**Direction:**
Give every line of the data again, unchanged, but with no pictures.

start

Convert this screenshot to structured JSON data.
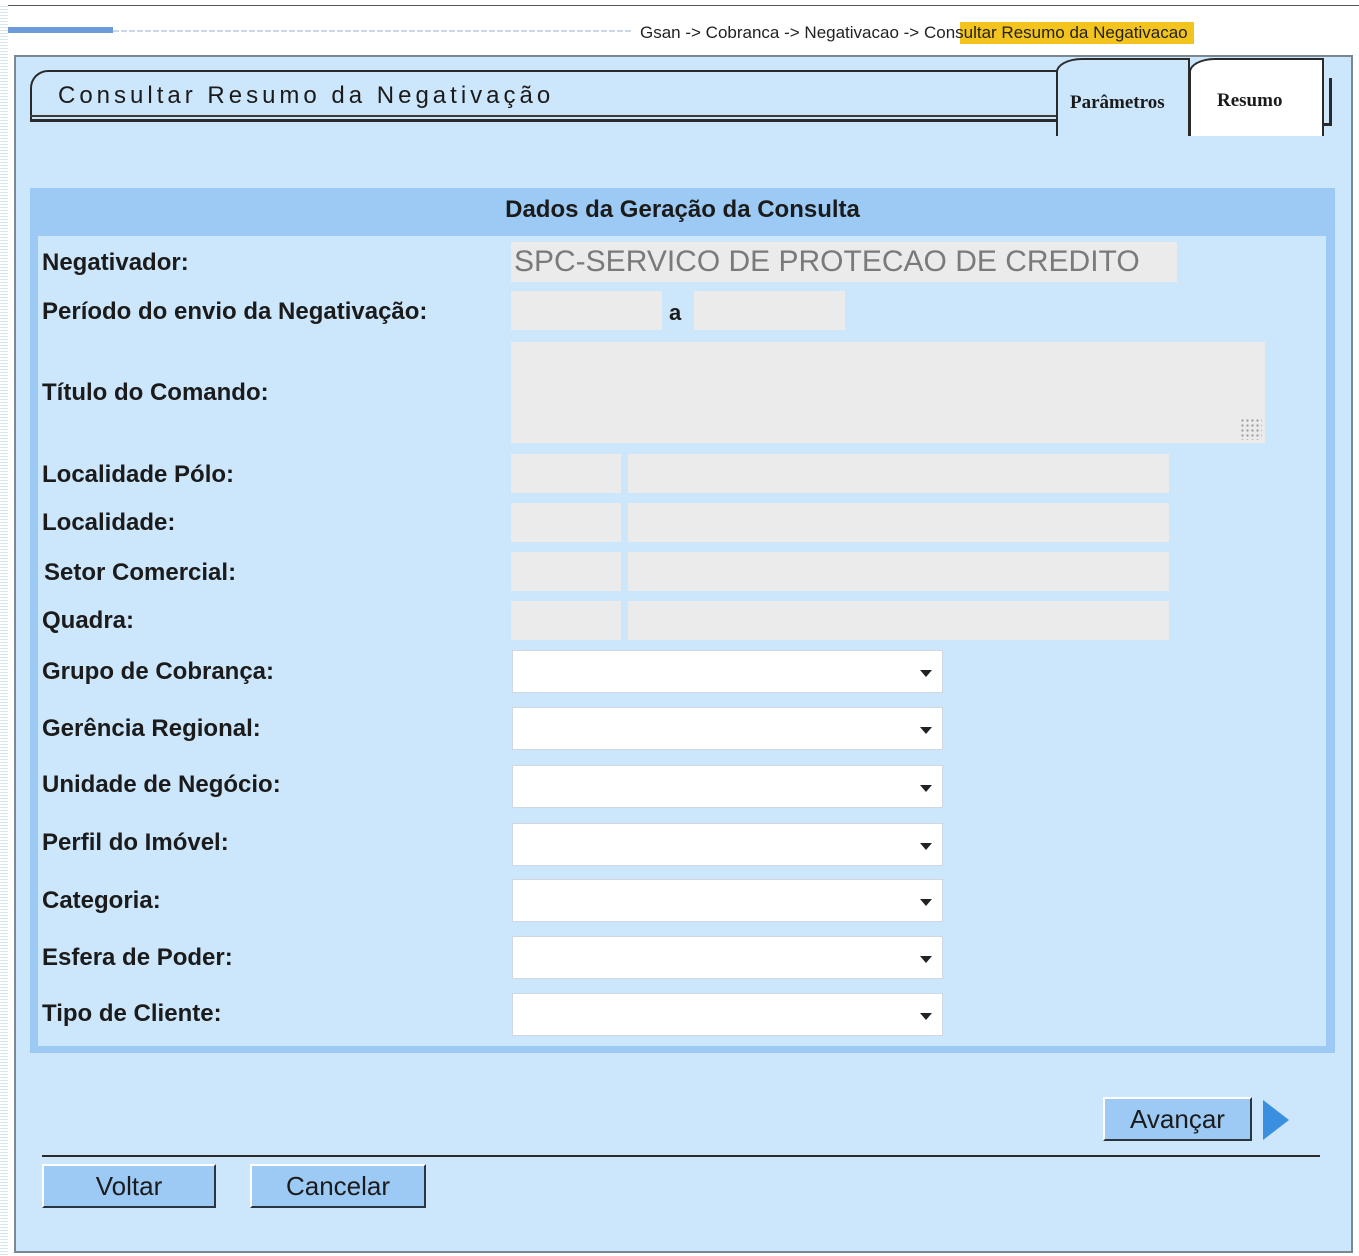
{
  "breadcrumb": {
    "path": "Gsan -> Cobranca -> Negativacao",
    "current": " -> Consultar Resumo da Negativacao"
  },
  "page": {
    "title": "Consultar Resumo da Negativação"
  },
  "tabs": {
    "parametros": "Parâmetros",
    "resumo": "Resumo"
  },
  "form": {
    "header": "Dados da Geração da Consulta",
    "negativador_label": "Negativador:",
    "negativador_value": "SPC-SERVICO DE PROTECAO DE CREDITO",
    "periodo_label": "Período do envio da Negativação:",
    "periodo_sep": "a",
    "periodo_inicio": "",
    "periodo_fim": "",
    "titulo_label": "Título do Comando:",
    "titulo_value": "",
    "localidade_polo_label": "Localidade Pólo:",
    "localidade_label": "Localidade:",
    "setor_label": "Setor Comercial:",
    "quadra_label": "Quadra:",
    "grupo_label": "Grupo de Cobrança:",
    "gerencia_label": "Gerência Regional:",
    "unidade_label": "Unidade de Negócio:",
    "perfil_label": "Perfil do Imóvel:",
    "categoria_label": "Categoria:",
    "esfera_label": "Esfera de Poder:",
    "tipo_cliente_label": "Tipo de Cliente:",
    "grupo_value": "",
    "gerencia_value": "",
    "unidade_value": "",
    "perfil_value": "",
    "categoria_value": "",
    "esfera_value": "",
    "tipo_cliente_value": ""
  },
  "buttons": {
    "avancar": "Avançar",
    "voltar": "Voltar",
    "cancelar": "Cancelar"
  },
  "icons": {
    "next": "play-arrow-icon",
    "dropdown": "chevron-down-icon"
  },
  "colors": {
    "panel": "#cce6fb",
    "frame": "#9ccaf5",
    "breadcrumb_highlight": "#f3c41e",
    "arrow": "#3a8fe0"
  }
}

end

**Response to this task:**
Convert this screenshot to structured JSON data.
{
  "breadcrumb": {
    "path": "Gsan -> Cobranca -> Negativacao",
    "current": " -> Consultar Resumo da Negativacao"
  },
  "page": {
    "title": "Consultar Resumo da Negativação"
  },
  "tabs": {
    "parametros": "Parâmetros",
    "resumo": "Resumo"
  },
  "form": {
    "header": "Dados da Geração da Consulta",
    "negativador_label": "Negativador:",
    "negativador_value": "SPC-SERVICO DE PROTECAO DE CREDITO",
    "periodo_label": "Período do envio da Negativação:",
    "periodo_sep": "a",
    "periodo_inicio": "",
    "periodo_fim": "",
    "titulo_label": "Título do Comando:",
    "titulo_value": "",
    "localidade_polo_label": "Localidade Pólo:",
    "localidade_label": "Localidade:",
    "setor_label": "Setor Comercial:",
    "quadra_label": "Quadra:",
    "grupo_label": "Grupo de Cobrança:",
    "gerencia_label": "Gerência Regional:",
    "unidade_label": "Unidade de Negócio:",
    "perfil_label": "Perfil do Imóvel:",
    "categoria_label": "Categoria:",
    "esfera_label": "Esfera de Poder:",
    "tipo_cliente_label": "Tipo de Cliente:",
    "grupo_value": "",
    "gerencia_value": "",
    "unidade_value": "",
    "perfil_value": "",
    "categoria_value": "",
    "esfera_value": "",
    "tipo_cliente_value": ""
  },
  "buttons": {
    "avancar": "Avançar",
    "voltar": "Voltar",
    "cancelar": "Cancelar"
  },
  "icons": {
    "next": "play-arrow-icon",
    "dropdown": "chevron-down-icon"
  },
  "colors": {
    "panel": "#cce6fb",
    "frame": "#9ccaf5",
    "breadcrumb_highlight": "#f3c41e",
    "arrow": "#3a8fe0"
  }
}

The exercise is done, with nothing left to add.